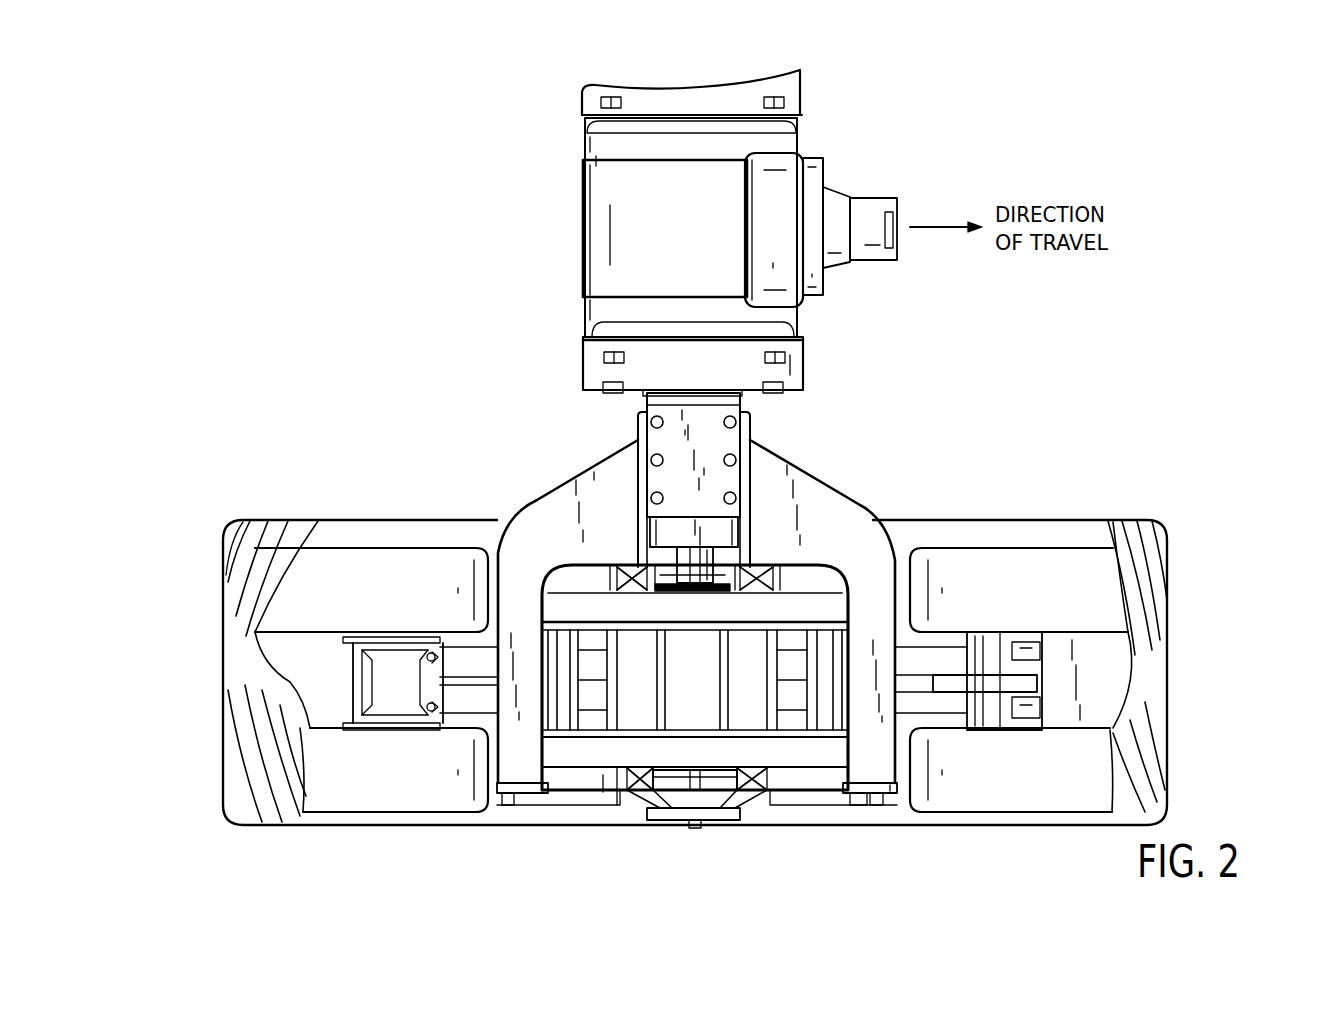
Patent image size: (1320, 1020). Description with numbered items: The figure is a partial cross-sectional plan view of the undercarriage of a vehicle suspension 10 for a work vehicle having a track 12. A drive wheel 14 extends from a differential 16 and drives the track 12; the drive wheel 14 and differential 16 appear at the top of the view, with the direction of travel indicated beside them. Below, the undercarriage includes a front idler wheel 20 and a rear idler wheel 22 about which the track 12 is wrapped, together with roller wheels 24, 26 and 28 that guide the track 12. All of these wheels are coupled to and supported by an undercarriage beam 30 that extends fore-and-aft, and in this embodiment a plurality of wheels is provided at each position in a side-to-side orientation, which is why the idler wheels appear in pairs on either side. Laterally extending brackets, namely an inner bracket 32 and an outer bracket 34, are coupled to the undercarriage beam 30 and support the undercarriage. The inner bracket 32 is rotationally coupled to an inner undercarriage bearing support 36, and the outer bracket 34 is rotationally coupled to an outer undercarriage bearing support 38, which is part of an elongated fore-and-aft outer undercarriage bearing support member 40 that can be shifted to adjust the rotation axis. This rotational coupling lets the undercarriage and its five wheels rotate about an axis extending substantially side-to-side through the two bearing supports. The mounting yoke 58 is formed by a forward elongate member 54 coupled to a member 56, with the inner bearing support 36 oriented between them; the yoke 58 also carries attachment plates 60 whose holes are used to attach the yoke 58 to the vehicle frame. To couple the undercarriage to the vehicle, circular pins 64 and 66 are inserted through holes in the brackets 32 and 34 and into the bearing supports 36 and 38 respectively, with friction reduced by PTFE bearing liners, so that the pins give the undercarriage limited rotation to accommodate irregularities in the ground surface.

The vehicle suspension 10 is at (268, 494).
The track 12 is at (1165, 575).
The drive wheel 14 is at (795, 590).
The differential 16 is at (582, 232).
The front idler wheel 20 is at (1045, 563).
The rear idler wheel 22 is at (372, 560).
The roller wheel 24 is at (874, 803).
The roller wheel 26 is at (755, 801).
The roller wheel 28 is at (507, 803).
The undercarriage beam 30 is at (920, 647).
The inner bracket 32 is at (627, 567).
The outer bracket 34 is at (632, 795).
The inner undercarriage bearing support 36 is at (722, 573).
The outer undercarriage bearing support 38 is at (695, 802).
The outer undercarriage bearing support member 40 is at (806, 797).
The forward elongate member 54 is at (884, 775).
The member 56 is at (534, 765).
The mounting yoke 58 is at (582, 455).
The attachment plates 60 is at (638, 428).
The circular pin 64 is at (693, 553).
The circular pin 66 is at (687, 822).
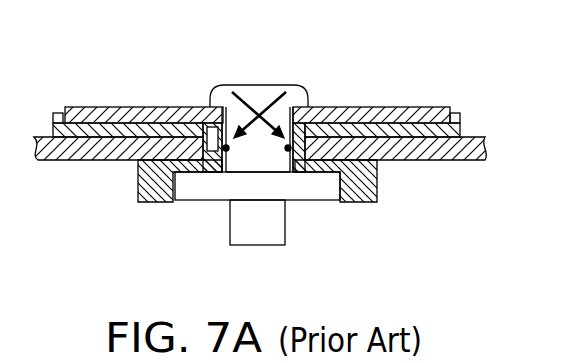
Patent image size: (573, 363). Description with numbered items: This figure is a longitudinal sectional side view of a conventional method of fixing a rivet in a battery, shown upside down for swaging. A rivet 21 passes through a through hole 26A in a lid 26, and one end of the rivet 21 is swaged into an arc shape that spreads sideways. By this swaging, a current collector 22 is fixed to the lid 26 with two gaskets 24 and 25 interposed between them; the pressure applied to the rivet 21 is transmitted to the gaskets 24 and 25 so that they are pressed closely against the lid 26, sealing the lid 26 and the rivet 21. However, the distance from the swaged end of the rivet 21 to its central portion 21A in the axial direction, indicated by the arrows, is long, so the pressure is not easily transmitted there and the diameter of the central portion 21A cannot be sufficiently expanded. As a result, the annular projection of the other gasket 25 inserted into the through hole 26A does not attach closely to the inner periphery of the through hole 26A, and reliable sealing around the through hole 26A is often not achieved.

The rivet 21 is at (257, 85).
The central portion of the rivet 21A is at (226, 150).
The current collector 22 is at (390, 107).
The gasket 24 is at (115, 127).
The other gasket 25 is at (148, 188).
The lid 26 is at (429, 161).
The through hole 26A is at (212, 148).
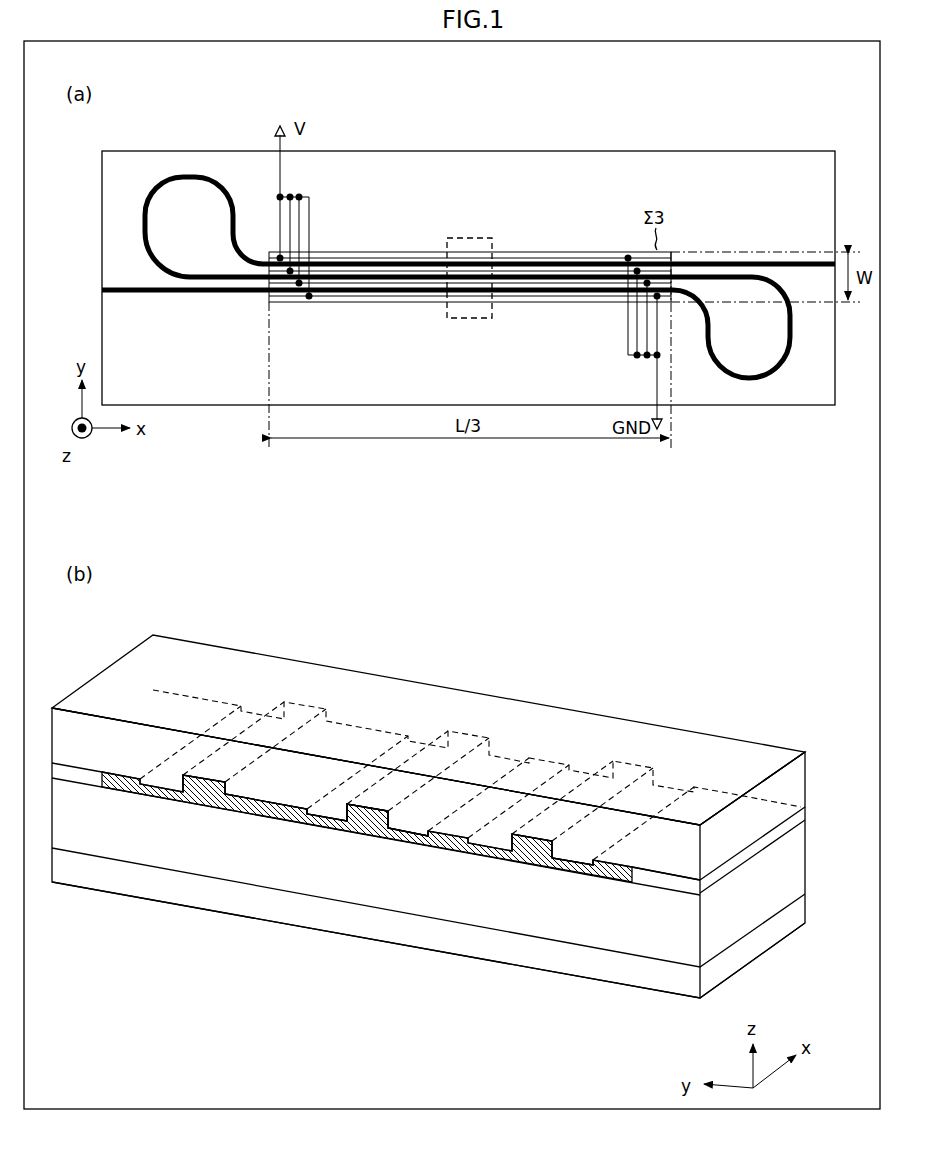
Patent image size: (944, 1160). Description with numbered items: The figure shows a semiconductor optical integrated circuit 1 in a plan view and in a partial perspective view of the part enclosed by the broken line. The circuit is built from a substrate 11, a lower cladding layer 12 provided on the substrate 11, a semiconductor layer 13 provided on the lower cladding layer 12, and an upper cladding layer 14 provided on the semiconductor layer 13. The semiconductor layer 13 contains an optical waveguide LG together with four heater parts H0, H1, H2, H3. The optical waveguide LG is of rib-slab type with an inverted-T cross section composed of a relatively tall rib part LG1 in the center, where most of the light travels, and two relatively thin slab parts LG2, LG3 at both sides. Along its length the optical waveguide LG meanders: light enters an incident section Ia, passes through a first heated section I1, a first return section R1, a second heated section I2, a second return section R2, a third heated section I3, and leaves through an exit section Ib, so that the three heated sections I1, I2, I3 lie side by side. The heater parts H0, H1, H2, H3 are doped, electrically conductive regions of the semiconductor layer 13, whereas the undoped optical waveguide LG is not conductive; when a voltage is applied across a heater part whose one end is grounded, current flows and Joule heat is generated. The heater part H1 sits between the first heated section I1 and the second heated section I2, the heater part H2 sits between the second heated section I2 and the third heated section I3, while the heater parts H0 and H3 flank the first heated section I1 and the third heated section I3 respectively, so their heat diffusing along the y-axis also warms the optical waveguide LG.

The semiconductor optical integrated circuit 1 is at (774, 151).
The substrate 11 is at (807, 908).
The lower cladding layer 12 is at (807, 862).
The semiconductor layer 13 is at (807, 812).
The upper cladding layer 14 is at (807, 773).
The optical waveguide LG is at (129, 290).
The rib part LG1 is at (368, 837).
The slab part LG2 is at (412, 847).
The slab part LG3 is at (317, 823).
The first return section R1 is at (790, 330).
The second return section R2 is at (151, 229).
The incident section Ia is at (190, 293).
The exit section Ib is at (746, 264).
The first heated section I1 is at (340, 304).
The second heated section I2 is at (401, 304).
The third heated section I3 is at (340, 254).
The heater part H0 is at (533, 304).
The heater part H1 is at (593, 304).
The heater part H2 is at (533, 252).
The heater part H3 is at (593, 252).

________________

# [Task statement]
Output, as a JSON list of strings with one string per line and blank lines omitted, the lines of the records starting with the line that contains "Patent image size: (573, 363)." and going on through the line that contains "The gasket 24 is at (115, 127).".

# [Reply]
[
  "Patent image size: (573, 363). Description with numbered items: This figure is a longitudinal sectional side view of a conventional method of fixing a rivet in a battery, shown upside down for swaging. A rivet 21 passes through a through hole 26A in a lid 26, and one end of the rivet 21 is swaged into an arc shape that spreads sideways. By this swaging, a current collector 22 is fixed to the lid 26 with two gaskets 24 and 25 interposed between them; the pressure applied to the rivet 21 is transmitted to the gaskets 24 and 25 so that they are pressed closely against the lid 26, sealing the lid 26 and the rivet 21. However, the distance from the swaged end of the rivet 21 to its central portion 21A in the axial direction, indicated by the arrows, is long, so the pressure is not easily transmitted there and the diameter of the central portion 21A cannot be sufficiently expanded. As a result, the annular projection of the other gasket 25 inserted into the through hole 26A does not attach closely to the inner periphery of the through hole 26A, and reliable sealing around the through hole 26A is often not achieved.",
  "The rivet 21 is at (257, 85).",
  "The central portion of the rivet 21A is at (226, 150).",
  "The current collector 22 is at (390, 107).",
  "The gasket 24 is at (115, 127)."
]